» Data provided
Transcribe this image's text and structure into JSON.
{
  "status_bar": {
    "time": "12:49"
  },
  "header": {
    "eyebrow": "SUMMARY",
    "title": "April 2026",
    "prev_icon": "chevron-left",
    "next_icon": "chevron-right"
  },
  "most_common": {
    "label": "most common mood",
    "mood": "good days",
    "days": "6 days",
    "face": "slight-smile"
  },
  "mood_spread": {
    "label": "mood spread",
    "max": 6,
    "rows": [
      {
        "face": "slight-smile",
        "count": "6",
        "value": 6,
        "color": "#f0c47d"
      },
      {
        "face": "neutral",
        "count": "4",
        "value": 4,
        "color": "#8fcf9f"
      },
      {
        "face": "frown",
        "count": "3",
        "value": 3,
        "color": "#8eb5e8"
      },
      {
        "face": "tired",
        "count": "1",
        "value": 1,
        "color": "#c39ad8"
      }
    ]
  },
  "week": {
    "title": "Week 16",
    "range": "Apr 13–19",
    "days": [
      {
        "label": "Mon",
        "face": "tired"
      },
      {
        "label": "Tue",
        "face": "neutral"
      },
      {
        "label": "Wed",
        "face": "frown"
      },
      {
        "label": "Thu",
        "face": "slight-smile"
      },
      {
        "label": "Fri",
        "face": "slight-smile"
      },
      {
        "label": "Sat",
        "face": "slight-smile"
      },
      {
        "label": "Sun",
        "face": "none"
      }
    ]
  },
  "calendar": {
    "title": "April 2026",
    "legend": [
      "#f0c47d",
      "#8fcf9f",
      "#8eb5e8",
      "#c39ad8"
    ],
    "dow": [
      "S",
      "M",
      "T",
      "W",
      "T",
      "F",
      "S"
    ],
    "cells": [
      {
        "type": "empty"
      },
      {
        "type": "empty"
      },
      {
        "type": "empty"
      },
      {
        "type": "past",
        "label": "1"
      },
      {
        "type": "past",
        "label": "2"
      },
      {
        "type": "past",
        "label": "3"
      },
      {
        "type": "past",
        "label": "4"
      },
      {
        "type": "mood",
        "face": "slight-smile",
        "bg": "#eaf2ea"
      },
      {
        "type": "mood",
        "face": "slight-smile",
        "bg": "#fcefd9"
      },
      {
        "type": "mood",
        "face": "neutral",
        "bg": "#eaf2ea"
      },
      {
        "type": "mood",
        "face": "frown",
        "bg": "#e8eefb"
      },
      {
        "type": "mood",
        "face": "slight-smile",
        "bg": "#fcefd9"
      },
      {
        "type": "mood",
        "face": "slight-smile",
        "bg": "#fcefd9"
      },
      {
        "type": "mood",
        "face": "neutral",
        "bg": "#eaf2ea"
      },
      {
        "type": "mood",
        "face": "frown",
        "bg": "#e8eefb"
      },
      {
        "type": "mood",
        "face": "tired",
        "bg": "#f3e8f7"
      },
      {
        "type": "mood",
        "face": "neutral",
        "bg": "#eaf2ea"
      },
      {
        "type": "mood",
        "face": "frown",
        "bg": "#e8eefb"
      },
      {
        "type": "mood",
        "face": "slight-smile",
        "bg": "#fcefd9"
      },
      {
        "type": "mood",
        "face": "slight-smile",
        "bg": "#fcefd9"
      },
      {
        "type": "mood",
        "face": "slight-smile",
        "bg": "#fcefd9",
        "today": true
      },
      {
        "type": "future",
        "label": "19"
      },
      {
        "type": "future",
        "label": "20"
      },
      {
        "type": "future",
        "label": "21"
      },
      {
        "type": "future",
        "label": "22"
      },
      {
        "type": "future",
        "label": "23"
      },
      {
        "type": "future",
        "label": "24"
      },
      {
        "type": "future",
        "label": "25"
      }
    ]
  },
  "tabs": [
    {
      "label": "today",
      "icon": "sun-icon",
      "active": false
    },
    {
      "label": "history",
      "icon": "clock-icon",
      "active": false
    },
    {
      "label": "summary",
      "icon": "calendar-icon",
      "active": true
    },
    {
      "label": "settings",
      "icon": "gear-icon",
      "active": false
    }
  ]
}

» Your objective
Restate each of the entries above verbatim.

» Problem solution
Transcribe this image's text and structure into JSON.
{
  "status_bar": {
    "time": "12:49"
  },
  "header": {
    "eyebrow": "SUMMARY",
    "title": "April 2026",
    "prev_icon": "chevron-left",
    "next_icon": "chevron-right"
  },
  "most_common": {
    "label": "most common mood",
    "mood": "good days",
    "days": "6 days",
    "face": "slight-smile"
  },
  "mood_spread": {
    "label": "mood spread",
    "max": 6,
    "rows": [
      {
        "face": "slight-smile",
        "count": "6",
        "value": 6,
        "color": "#f0c47d"
      },
      {
        "face": "neutral",
        "count": "4",
        "value": 4,
        "color": "#8fcf9f"
      },
      {
        "face": "frown",
        "count": "3",
        "value": 3,
        "color": "#8eb5e8"
      },
      {
        "face": "tired",
        "count": "1",
        "value": 1,
        "color": "#c39ad8"
      }
    ]
  },
  "week": {
    "title": "Week 16",
    "range": "Apr 13–19",
    "days": [
      {
        "label": "Mon",
        "face": "tired"
      },
      {
        "label": "Tue",
        "face": "neutral"
      },
      {
        "label": "Wed",
        "face": "frown"
      },
      {
        "label": "Thu",
        "face": "slight-smile"
      },
      {
        "label": "Fri",
        "face": "slight-smile"
      },
      {
        "label": "Sat",
        "face": "slight-smile"
      },
      {
        "label": "Sun",
        "face": "none"
      }
    ]
  },
  "calendar": {
    "title": "April 2026",
    "legend": [
      "#f0c47d",
      "#8fcf9f",
      "#8eb5e8",
      "#c39ad8"
    ],
    "dow": [
      "S",
      "M",
      "T",
      "W",
      "T",
      "F",
      "S"
    ],
    "cells": [
      {
        "type": "empty"
      },
      {
        "type": "empty"
      },
      {
        "type": "empty"
      },
      {
        "type": "past",
        "label": "1"
      },
      {
        "type": "past",
        "label": "2"
      },
      {
        "type": "past",
        "label": "3"
      },
      {
        "type": "past",
        "label": "4"
      },
      {
        "type": "mood",
        "face": "slight-smile",
        "bg": "#eaf2ea"
      },
      {
        "type": "mood",
        "face": "slight-smile",
        "bg": "#fcefd9"
      },
      {
        "type": "mood",
        "face": "neutral",
        "bg": "#eaf2ea"
      },
      {
        "type": "mood",
        "face": "frown",
        "bg": "#e8eefb"
      },
      {
        "type": "mood",
        "face": "slight-smile",
        "bg": "#fcefd9"
      },
      {
        "type": "mood",
        "face": "slight-smile",
        "bg": "#fcefd9"
      },
      {
        "type": "mood",
        "face": "neutral",
        "bg": "#eaf2ea"
      },
      {
        "type": "mood",
        "face": "frown",
        "bg": "#e8eefb"
      },
      {
        "type": "mood",
        "face": "tired",
        "bg": "#f3e8f7"
      },
      {
        "type": "mood",
        "face": "neutral",
        "bg": "#eaf2ea"
      },
      {
        "type": "mood",
        "face": "frown",
        "bg": "#e8eefb"
      },
      {
        "type": "mood",
        "face": "slight-smile",
        "bg": "#fcefd9"
      },
      {
        "type": "mood",
        "face": "slight-smile",
        "bg": "#fcefd9"
      },
      {
        "type": "mood",
        "face": "slight-smile",
        "bg": "#fcefd9",
        "today": true
      },
      {
        "type": "future",
        "label": "19"
      },
      {
        "type": "future",
        "label": "20"
      },
      {
        "type": "future",
        "label": "21"
      },
      {
        "type": "future",
        "label": "22"
      },
      {
        "type": "future",
        "label": "23"
      },
      {
        "type": "future",
        "label": "24"
      },
      {
        "type": "future",
        "label": "25"
      }
    ]
  },
  "tabs": [
    {
      "label": "today",
      "icon": "sun-icon",
      "active": false
    },
    {
      "label": "history",
      "icon": "clock-icon",
      "active": false
    },
    {
      "label": "summary",
      "icon": "calendar-icon",
      "active": true
    },
    {
      "label": "settings",
      "icon": "gear-icon",
      "active": false
    }
  ]
}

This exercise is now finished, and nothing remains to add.